Records supplied:
-- -- --
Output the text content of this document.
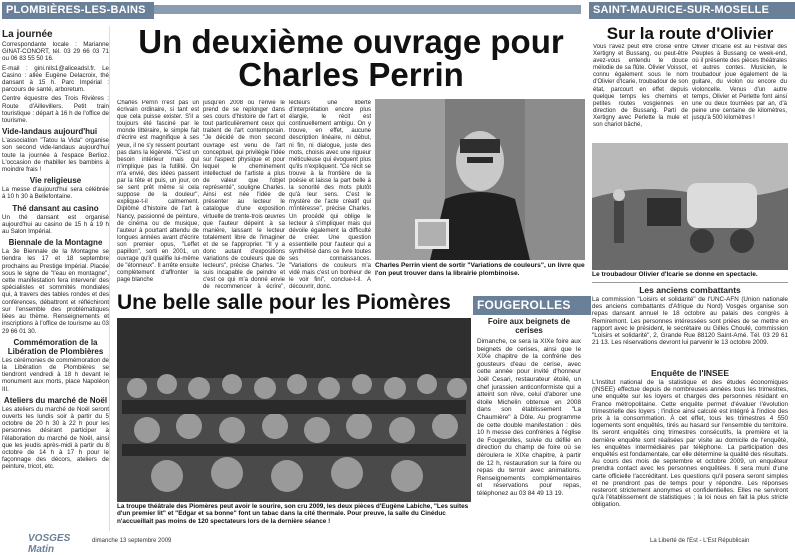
PLOMBIÈRES-LES-BAINS	SAINT-MAURICE-SUR-MOSELLE
La journée

Correspondante locale : Marianne GINAT-CONORT, tél. 03 29 66 03 71 ou 06 83 55 50 16.

E-mail : gini.nils1@aliceadsl.fr. Le Casino : allée Eugène Delacroix, thé dansant à 15 h. Parc Impérial : parcours de santé, arboretum.

Centre équestre des Trois Rivières : Route d'Aillevillers. Petit train touristique : départ à 16 h de l'office de tourisme.

Vide-landaus aujourd'hui

L'association "Tatou la Vida" organise son second vide-landaus aujourd'hui toute la journée à l'espace Berlioz. L'occasion de rhabiller les bambins à moindre frais !

Vie religieuse

La messe d'aujourd'hui sera célébrée à 10 h 30 à Bellefontaine.

Thé dansant au casino

Un thé dansant est organisé aujourd'hui au casino de 15 h à 19 h au Salon Impérial.

Biennale de la Montagne

La 3e Biennale de la Montagne se tiendra les 17 et 18 septembre prochains au Prestige Impérial. Placée sous le signe de "l'eau en montagne", cette manifestation fera intervenir des spécialistes et sommités mondiales qui, à travers des tables rondes et des conférences, débattront et réfléchiront sur l'ensemble des problématiques liées au thème. Renseignements et inscriptions à l'office de tourisme au 03 29 66 01 30.

Commémoration de la Libération de Plombières

Les cérémonies de commémoration de la Libération de Plombières se tiendront vendredi à 18 h devant le monument aux morts, place Napoléon III.

Ateliers du marché de Noël

Les ateliers du marché de Noël seront ouverts les lundis soir à partir du 5 octobre de 20 h 30 à 22 h pour les personnes désirant participer à l'élaboration du marché de Noël, ainsi que les jeudis après-midi à partir du 8 octobre de 14 h à 17 h pour le façonnage des décors, ateliers de peinture, tricot, etc.

Un deuxième ouvrage pour Charles Perrin
Charles Perrin n'est pas un écrivain ordinaire, si tant est que cela puisse exister. S'il a toujours été fasciné par le monde littéraire, le simple fait d'écrire est magnifique à ses yeux, il ne s'y ressent pourtant pas dans la légèreté. "C'est un besoin intérieur mais qui n'implique pas la futilité. On m'a envié, des idées passent par la tête et puis, un jour, on se sent prêt même si cela suppose de la douleur", explique-t-il calmement. Diplômé d'histoire de l'art à Nancy, passionné de peinture, de cinéma ou de musique, l'auteur à pourtant attendu de longues années avant d'écrire son premier opus, "Leffet papillon", sorti en 2001, un ouvrage qu'il qualifie lui-même de "étonneux". Il arrête ensuite complètement d'affronter la page blanche
jusqu'en 2008 où l'envie le prend de se replonger dans ses cours d'histoire de l'art et tout particulièrement ceux qui traitent de l'art contemporain. "Je décidé de mon second ouvrage est venu de l'art conceptuel, qui privilégie l'idée sur l'aspect physique et pour lequel le cheminement intellectuel de l'artiste a plus de valeur que l'objet représenté", souligne Charles. Ainsi est née l'idée de présenter au lecteur le catalogue d'une exposition virtuelle de trente-trois œuvres que l'auteur dépeint à sa manière, laissant le lecteur totalement libre de l'imaginer et de se l'approprier. "Il y a donc autant d'expositions variations de couleurs que de lecteurs", précise Charles. "Je suis incapable de peindre et c'est ce qui m'a donné envie de recommencer à écrire",
lecteurs une liberté d'interprétation encore plus élargie, le récit est continuellement ambigu. On y trouve, en effet, aucune description linéaire, ni début, ni fin, ni dialogue, juste des mots, choisis avec une rigueur méticuleuse qui évoquent plus qu'ils n'expliquent. "Ce récit se trouve à la frontière de la poésie et laisse la part belle à la sonorité des mots plutôt qu'à leur sens. C'est le mystère de l'acte créatif qui m'intéresse", précise Charles. Un procédé qui oblige le lecteur à s'impliquer mais qui dévoile également la difficulté de créer. Une question essentielle pour l'auteur qui a synthétisé dans ce livre toutes ses connaissances. "Variations de couleurs m'a vidé mais c'est un bonheur de le voir fini", conclue-t-il. A découvrir, donc.
Charles Perrin vient de sortir "Variations de couleurs", un livre que l'on peut trouver dans la librairie plombinoise.
Une belle salle pour les Piomères
La troupe théâtrale des Piomères peut avoir le sourire, son cru 2009, les deux pièces d'Eugène Labiche, "Les suites d'un premier lit" et "Edgar et sa bonne" font un tabac dans la cité thermale. Pour preuve, la salle du Cinéduc n'accueillait pas moins de 120 spectateurs lors de la dernière séance !
FOUGEROLLES
Foire aux beignets de cerises
Dimanche, ce sera la XIXe foire aux beignets de cerises, ainsi que le XIXe chapitre de la confrérie des gousteurs d'eau de cerise, avec cette année pour invité d'honneur Joël Cesari, restaurateur étoilé, un chef jurassien anticonformiste qui a atteint son rêve, celui d'aborer une étoile Michelin obtenue en 2008 dans son établissement "La Chaumière" à Dôle. Au programme de cette double manifestation : dès 10 h messe des confréries à l'église de Fougerolles, suivie du défilé en direction du champ de foire où se déroulera le XIXe chapitre, à partir de 12 h, restauration sur la foire ou repas du terroir avec animations. Renseignements complémentaires et réservations pour repas, téléphonez au 03 84 49 13 19.
Sur la route d'Olivier
Vous l'avez peut être croisé entre Xertigny et Bussang, ou peut-être avez-vous entendu le douce mélodie de sa flûte. Olivier Voissot, connu également sous le nom d'Olivier d'Icarie, troubadour de son état, parcourt en effet depuis quelque temps les chemins et petites routes vosgiennes en direction de Bussang. Parti de Xertigny avec Perlette la mule et son chariot bâché,
Olivier d'Icarie est au Festival des Peuples à Bussang ce week-end, où il présente des pièces théâtrales et autres contes. Musicien, le troubadour joue également de la guitare, du violon ou encore du violoncelle. Venus d'un autre temps, Olivier et Perlette font ainsi une ou deux tournées par an, d'à peine une centaine de kilomètres, jusqu'à 500 kilomètres !
Le troubadour Olivier d'Icarie se donne en spectacle.
Les anciens combattants
La commission "Loisirs et solidarité" de l'UNC-AFN (Union nationale des anciens combattants d'Afrique du Nord) Vosges organise son repas dansant annuel le 18 octobre au palais des congrès à Remiremont. Les personnes intéressées sont priées de se mettre en rapport avec le président, le secrétaire ou Gilles Choulé, commission "Loisirs et solidarité", 2, Grande Rue 88120 Saint-Amé. Tél. 03 29 61 21 13. Les réservations devront lui parvenir le 13 octobre 2009.
Enquête de l'INSEE
L'Institut national de la statistique et des études économiques (INSEE) effectue depuis de nombreuses années tous les trimestres, une enquête sur les loyers et charges des personnes résidant en France métropolitaine. Cette enquête permet d'évaluer l'évolution trimestrielle des loyers ; l'indice ainsi calculé est intégré à l'indice des prix à la consommation. À cet effet, tous les trimestres 4 550 logements sont enquêtés, tirés au hasard sur l'ensemble du territoire. Ils seront enquêtés cinq trimestres consécutifs, la première et la dernière enquête sont réalisées par visite au domicile de l'enquêté, les enquêtes intermédiaires par téléphone. La participation des enquêtés est fondamentale, car elle détermine la qualité des résultats. Au cours des mois de septembre et octobre 2009, un enquêteur prendra contact avec les personnes enquêtées. Il sera muni d'une carte officielle l'accréditant. Les questions qu'il posera seront simples et ne prendront pas de temps pour y répondre. Les réponses resteront strictement anonymes et confidentielles. Elles ne serviront qu'à l'établissement de statistiques ; la loi nous en fait la plus stricte obligation.
VOSGES Matin
dimanche 13 septembre 2009	La Liberté de l'Est - L'Est Républicain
-- -- --
Aim:
Among the entries above, how many lines hold the word "Noël"? Reply with only that number.

Exercise result:
2